Stored items from a collection
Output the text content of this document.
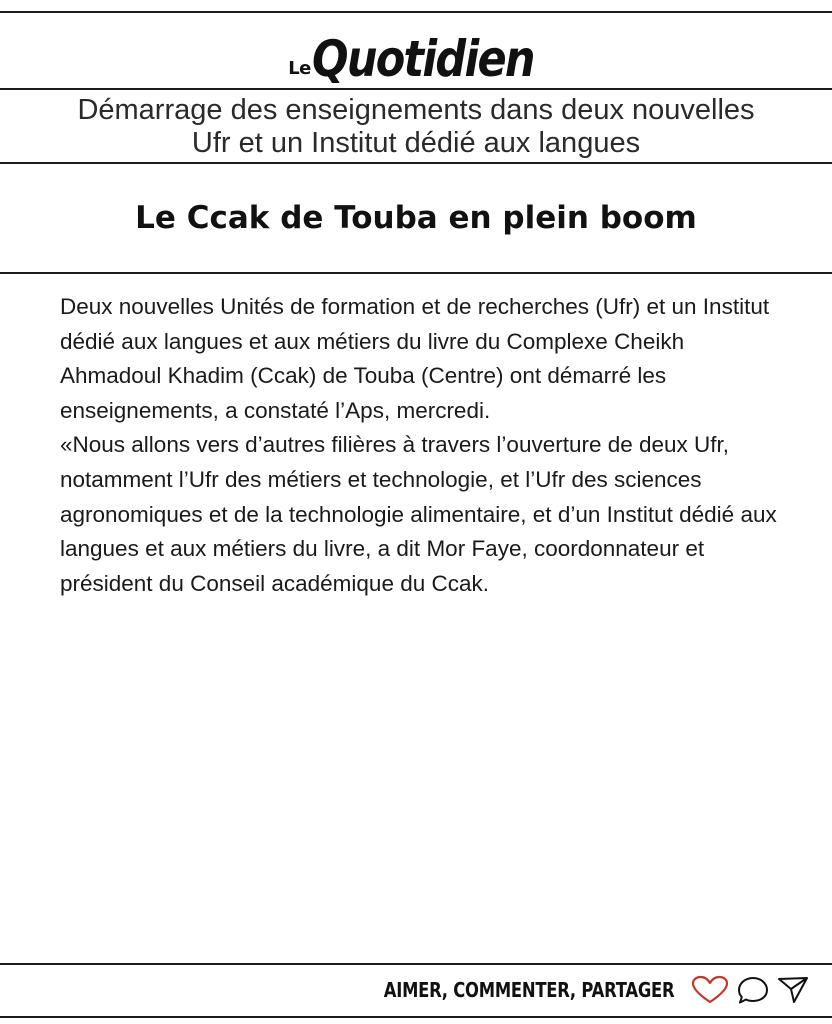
Le Quotidien
Démarrage des enseignements dans deux nouvelles Ufr et un Institut dédié aux langues
Le Ccak de Touba en plein boom

Deux nouvelles Unités de formation et de recherches (Ufr) et un Institut dédié aux langues et aux métiers du livre du Complexe Cheikh Ahmadoul Khadim (Ccak) de Touba (Centre) ont démarré les enseignements, a constaté l’Aps, mercredi.

«Nous allons vers d’autres filières à travers l’ouverture de deux Ufr, notamment l’Ufr des métiers et technologie, et l’Ufr des sciences agronomiques et de la technologie alimentaire, et d’un Institut dédié aux langues et aux métiers du livre, a dit Mor Faye, coordonnateur et président du Conseil académique du Ccak.

AIMER, COMMENTER, PARTAGER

▸ Requirements: Go through the listing above and quote it exactly, apart from its images.

▸ Solved exercise:
Output the text content of this document.
Le Quotidien
Démarrage des enseignements dans deux nouvelles Ufr et un Institut dédié aux langues
Le Ccak de Touba en plein boom

Deux nouvelles Unités de formation et de recherches (Ufr) et un Institut dédié aux langues et aux métiers du livre du Complexe Cheikh Ahmadoul Khadim (Ccak) de Touba (Centre) ont démarré les enseignements, a constaté l’Aps, mercredi.

«Nous allons vers d’autres filières à travers l’ouverture de deux Ufr, notamment l’Ufr des métiers et technologie, et l’Ufr des sciences agronomiques et de la technologie alimentaire, et d’un Institut dédié aux langues et aux métiers du livre, a dit Mor Faye, coordonnateur et président du Conseil académique du Ccak.

AIMER, COMMENTER, PARTAGER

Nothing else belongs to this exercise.